Extracted text:
——

Hello. I am a gensim newbie, please be gentle.
Some background: I have a 1.6 GB line-oriented JSON file. Each line is a document. It contains 1209533 documents. The schema is the following:
root
|-- last_update: string (nullable = true)
|-- id: string (nullable = true)
|-- text: string (nullable = true)
I also have another line-oriented JSON file, also about 1.6 GB. Each line contains data about the authors and titles of the documents. This schema looks like this:
root
|-- id: string (nullable = true)
|-- author: string (nullable = true)
|-- title: string (nullable = true)
I ultimately want to do similarity queries where a user could input an ID of a document or a string of text from a document and get back the N most similar documents. I want to do either a count vectorize of TF-IDF vectorize on the documents, project these vectors onto a smaller, 300-dimensional space using SVD, then compute similarity metrics between each document and every other document. I would ultimately like for this to be a server running on a distributed cluster.
I am looking at the example in tutorial one on how to handle a large amount of data. I am trying to understand the "memory friendly" ways of building a dictionary and corpus.
About 25-30% of the 1209533 documents I have are non-English. I want to completely skip over these. I'd like for them to be dropped from the "final" corpus and not have any of their tokens be part of the overall vocabulary.
How can I build a Gensim dictionary and corpus from just a subset of my overall data? Here is what I have so far:
def confirm_english(tokens_list):
# Adapted from: http://blog.alejandronolla.com/2013/05/15/detecting-text-language-with-python-and-nltk/
languages_ratios = {}
#languages = stopwords.fileids()
# ['danish', 'dutch', 'english', 'finnish', 'french', 'german', 'hungarian', 'italian', 'norwegian', 'portuguese', 'russian', 'spanish', 'swedish', 'turkish']
for language in stopwords.fileids():
stopwords_set = set(stopwords.words(language))

——

Listed entries:

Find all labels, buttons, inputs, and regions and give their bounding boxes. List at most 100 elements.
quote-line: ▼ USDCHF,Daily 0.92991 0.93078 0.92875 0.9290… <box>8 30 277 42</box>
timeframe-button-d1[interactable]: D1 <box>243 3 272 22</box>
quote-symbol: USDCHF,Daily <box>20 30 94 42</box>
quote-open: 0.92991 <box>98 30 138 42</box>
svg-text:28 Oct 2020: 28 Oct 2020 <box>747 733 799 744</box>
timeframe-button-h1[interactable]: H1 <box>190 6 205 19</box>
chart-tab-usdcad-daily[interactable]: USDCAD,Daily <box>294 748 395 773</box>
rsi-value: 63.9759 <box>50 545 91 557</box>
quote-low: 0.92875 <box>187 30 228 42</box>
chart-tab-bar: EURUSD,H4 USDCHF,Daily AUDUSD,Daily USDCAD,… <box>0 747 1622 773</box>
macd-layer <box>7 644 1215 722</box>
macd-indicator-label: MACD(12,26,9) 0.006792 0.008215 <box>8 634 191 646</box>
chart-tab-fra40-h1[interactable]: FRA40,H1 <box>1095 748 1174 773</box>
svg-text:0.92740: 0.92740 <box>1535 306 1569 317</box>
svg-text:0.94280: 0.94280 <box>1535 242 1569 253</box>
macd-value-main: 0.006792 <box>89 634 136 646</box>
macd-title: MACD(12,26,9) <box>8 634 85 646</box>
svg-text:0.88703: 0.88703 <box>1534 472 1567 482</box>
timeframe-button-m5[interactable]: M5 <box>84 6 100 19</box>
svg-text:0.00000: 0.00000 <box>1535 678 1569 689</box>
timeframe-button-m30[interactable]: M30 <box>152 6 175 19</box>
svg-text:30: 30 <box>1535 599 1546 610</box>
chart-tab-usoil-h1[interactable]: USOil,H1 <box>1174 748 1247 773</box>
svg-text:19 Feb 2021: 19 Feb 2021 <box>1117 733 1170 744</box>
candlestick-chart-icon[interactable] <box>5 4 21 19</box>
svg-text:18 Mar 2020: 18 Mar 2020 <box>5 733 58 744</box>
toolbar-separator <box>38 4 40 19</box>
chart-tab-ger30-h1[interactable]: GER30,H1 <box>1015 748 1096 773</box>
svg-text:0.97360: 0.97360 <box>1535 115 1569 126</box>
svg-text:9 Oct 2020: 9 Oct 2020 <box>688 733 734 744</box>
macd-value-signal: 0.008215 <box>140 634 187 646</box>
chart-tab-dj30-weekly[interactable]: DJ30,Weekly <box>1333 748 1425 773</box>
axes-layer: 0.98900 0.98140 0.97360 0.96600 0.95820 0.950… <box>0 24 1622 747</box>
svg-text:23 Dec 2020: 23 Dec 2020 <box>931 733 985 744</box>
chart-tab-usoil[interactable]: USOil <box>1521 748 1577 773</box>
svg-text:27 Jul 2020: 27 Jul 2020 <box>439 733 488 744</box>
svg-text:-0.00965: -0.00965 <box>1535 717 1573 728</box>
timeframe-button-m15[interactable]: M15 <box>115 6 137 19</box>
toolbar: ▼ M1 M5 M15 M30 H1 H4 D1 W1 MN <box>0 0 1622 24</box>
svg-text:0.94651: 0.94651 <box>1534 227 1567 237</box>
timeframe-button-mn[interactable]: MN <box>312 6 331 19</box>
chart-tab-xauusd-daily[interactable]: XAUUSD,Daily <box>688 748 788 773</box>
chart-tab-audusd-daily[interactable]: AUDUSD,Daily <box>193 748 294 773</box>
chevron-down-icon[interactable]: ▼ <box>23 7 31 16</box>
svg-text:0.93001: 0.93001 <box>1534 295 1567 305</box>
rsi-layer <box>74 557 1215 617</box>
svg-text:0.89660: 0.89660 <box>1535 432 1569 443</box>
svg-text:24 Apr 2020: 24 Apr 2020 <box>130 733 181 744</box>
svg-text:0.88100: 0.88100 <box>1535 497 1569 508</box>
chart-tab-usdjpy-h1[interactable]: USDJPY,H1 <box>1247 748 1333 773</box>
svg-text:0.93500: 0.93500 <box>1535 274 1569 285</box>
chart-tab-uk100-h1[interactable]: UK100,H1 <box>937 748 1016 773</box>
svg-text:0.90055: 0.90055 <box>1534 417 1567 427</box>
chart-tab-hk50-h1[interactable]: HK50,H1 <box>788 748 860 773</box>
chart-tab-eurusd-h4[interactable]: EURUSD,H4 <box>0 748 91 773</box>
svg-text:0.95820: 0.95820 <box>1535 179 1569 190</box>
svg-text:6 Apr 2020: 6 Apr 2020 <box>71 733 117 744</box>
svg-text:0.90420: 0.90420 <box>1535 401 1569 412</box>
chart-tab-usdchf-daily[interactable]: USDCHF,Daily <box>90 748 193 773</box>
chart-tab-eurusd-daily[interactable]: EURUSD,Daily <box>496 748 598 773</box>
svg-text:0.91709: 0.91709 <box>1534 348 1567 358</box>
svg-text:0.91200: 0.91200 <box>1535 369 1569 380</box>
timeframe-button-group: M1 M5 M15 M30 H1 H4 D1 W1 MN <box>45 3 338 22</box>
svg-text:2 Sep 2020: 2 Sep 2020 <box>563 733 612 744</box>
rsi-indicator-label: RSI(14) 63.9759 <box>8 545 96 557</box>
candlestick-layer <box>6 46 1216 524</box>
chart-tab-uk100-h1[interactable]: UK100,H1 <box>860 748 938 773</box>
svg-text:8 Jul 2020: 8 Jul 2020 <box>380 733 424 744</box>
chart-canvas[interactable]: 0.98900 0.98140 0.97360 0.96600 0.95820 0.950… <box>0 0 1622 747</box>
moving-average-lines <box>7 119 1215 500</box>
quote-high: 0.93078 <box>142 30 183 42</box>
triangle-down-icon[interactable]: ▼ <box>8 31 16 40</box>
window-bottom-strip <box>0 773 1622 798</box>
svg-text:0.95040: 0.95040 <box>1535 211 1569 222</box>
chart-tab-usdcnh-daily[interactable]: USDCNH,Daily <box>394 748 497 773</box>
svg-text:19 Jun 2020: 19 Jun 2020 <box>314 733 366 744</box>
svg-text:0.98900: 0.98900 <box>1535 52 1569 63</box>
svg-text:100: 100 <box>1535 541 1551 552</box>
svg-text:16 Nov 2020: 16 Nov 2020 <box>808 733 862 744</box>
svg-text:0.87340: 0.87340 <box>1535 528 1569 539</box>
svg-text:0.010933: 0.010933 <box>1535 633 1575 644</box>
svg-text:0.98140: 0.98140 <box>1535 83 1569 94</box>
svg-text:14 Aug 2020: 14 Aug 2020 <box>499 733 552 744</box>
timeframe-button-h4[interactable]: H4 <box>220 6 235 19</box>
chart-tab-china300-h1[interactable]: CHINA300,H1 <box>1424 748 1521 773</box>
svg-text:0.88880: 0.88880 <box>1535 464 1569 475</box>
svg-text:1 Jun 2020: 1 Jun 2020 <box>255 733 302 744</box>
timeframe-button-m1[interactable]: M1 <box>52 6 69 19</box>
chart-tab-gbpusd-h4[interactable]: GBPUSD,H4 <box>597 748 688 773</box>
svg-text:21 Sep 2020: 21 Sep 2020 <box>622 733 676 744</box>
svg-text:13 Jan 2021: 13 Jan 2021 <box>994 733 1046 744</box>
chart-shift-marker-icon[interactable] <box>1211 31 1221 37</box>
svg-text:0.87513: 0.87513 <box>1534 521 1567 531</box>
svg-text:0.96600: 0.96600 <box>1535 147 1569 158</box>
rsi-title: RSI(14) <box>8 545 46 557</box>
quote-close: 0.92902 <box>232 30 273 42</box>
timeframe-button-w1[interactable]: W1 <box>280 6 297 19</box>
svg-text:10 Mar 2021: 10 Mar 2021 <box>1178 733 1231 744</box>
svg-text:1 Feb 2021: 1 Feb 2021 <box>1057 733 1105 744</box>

——

Required actions:
1. In the gensim forum post, about what share of the 1209533 documents are non-English?
2. Please write out the gensim forum post between "Hello. I am" and "author: string (nullable = true)", inclusive.

Answers to the problems:
1. About 25-30%.

2.
Hello. I am a gensim newbie, please be gentle.
Some background: I have a 1.6 GB line-oriented JSON file. Each line is a document. It contains 1209533 documents. The schema is the following:
root
|-- last_update: string (nullable = true)
|-- id: string (nullable = true)
|-- text: string (nullable = true)
I also have another line-oriented JSON file, also about 1.6 GB. Each line contains data about the authors and titles of the documents. This schema looks like this:
root
|-- id: string (nullable = true)
|-- author: string (nullable = true)